Written request: Give the material once more, word for word, without any images.

[BEGIN Extracted information]

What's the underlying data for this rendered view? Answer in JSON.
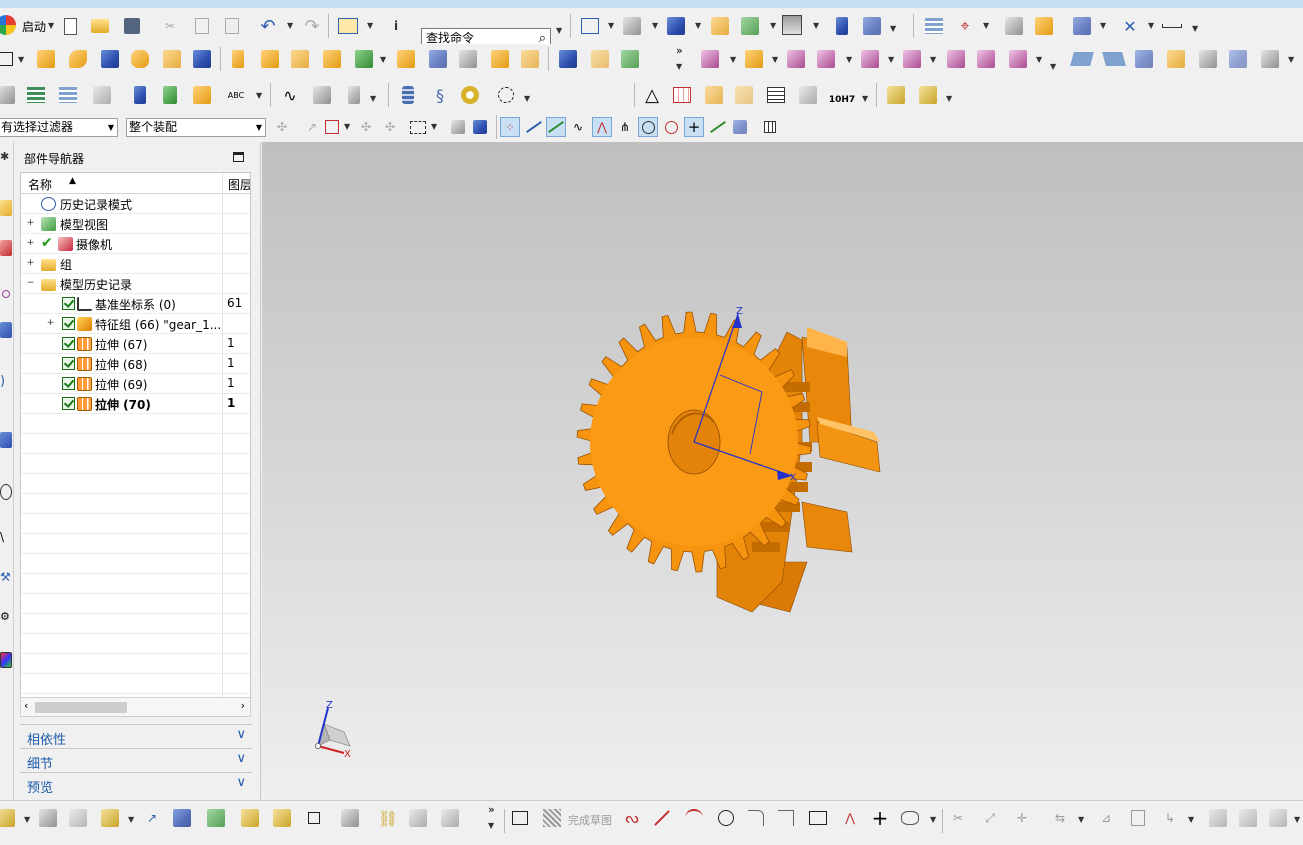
{
  "toolbar": {
    "start_label": "启动",
    "search_value": "查找命令",
    "finish_sketch_label": "完成草图",
    "units_label": "10H7",
    "text_style_label": "ABC"
  },
  "selection_bar": {
    "filter_value": "有选择过滤器",
    "scope_value": "整个装配"
  },
  "navigator": {
    "title": "部件导航器",
    "col_name": "名称",
    "col_layer": "图层",
    "rows": [
      {
        "label": "历史记录模式",
        "layer": ""
      },
      {
        "label": "模型视图",
        "layer": ""
      },
      {
        "label": "摄像机",
        "layer": ""
      },
      {
        "label": "组",
        "layer": ""
      },
      {
        "label": "模型历史记录",
        "layer": ""
      },
      {
        "label": "基准坐标系 (0)",
        "layer": "61"
      },
      {
        "label": "特征组 (66) \"gear_1...",
        "layer": ""
      },
      {
        "label": "拉伸 (67)",
        "layer": "1"
      },
      {
        "label": "拉伸 (68)",
        "layer": "1"
      },
      {
        "label": "拉伸 (69)",
        "layer": "1"
      },
      {
        "label": "拉伸 (70)",
        "layer": "1"
      }
    ]
  },
  "panels": {
    "dependencies": "相依性",
    "details": "细节",
    "preview": "预览"
  },
  "viewport": {
    "axis_z": "Z",
    "axis_x": "X",
    "triad_z": "Z",
    "triad_x": "X"
  },
  "colors": {
    "gear": "#f7940f",
    "accent": "#1c5aa8"
  }
}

[END Extracted information]

Exercise output:
What's the underlying data for this rendered view? Answer in JSON.
{
  "toolbar": {
    "start_label": "启动",
    "search_value": "查找命令",
    "finish_sketch_label": "完成草图",
    "units_label": "10H7",
    "text_style_label": "ABC"
  },
  "selection_bar": {
    "filter_value": "有选择过滤器",
    "scope_value": "整个装配"
  },
  "navigator": {
    "title": "部件导航器",
    "col_name": "名称",
    "col_layer": "图层",
    "rows": [
      {
        "label": "历史记录模式",
        "layer": ""
      },
      {
        "label": "模型视图",
        "layer": ""
      },
      {
        "label": "摄像机",
        "layer": ""
      },
      {
        "label": "组",
        "layer": ""
      },
      {
        "label": "模型历史记录",
        "layer": ""
      },
      {
        "label": "基准坐标系 (0)",
        "layer": "61"
      },
      {
        "label": "特征组 (66) \"gear_1...",
        "layer": ""
      },
      {
        "label": "拉伸 (67)",
        "layer": "1"
      },
      {
        "label": "拉伸 (68)",
        "layer": "1"
      },
      {
        "label": "拉伸 (69)",
        "layer": "1"
      },
      {
        "label": "拉伸 (70)",
        "layer": "1"
      }
    ]
  },
  "panels": {
    "dependencies": "相依性",
    "details": "细节",
    "preview": "预览"
  },
  "viewport": {
    "axis_z": "Z",
    "axis_x": "X",
    "triad_z": "Z",
    "triad_x": "X"
  },
  "colors": {
    "gear": "#f7940f",
    "accent": "#1c5aa8"
  }
}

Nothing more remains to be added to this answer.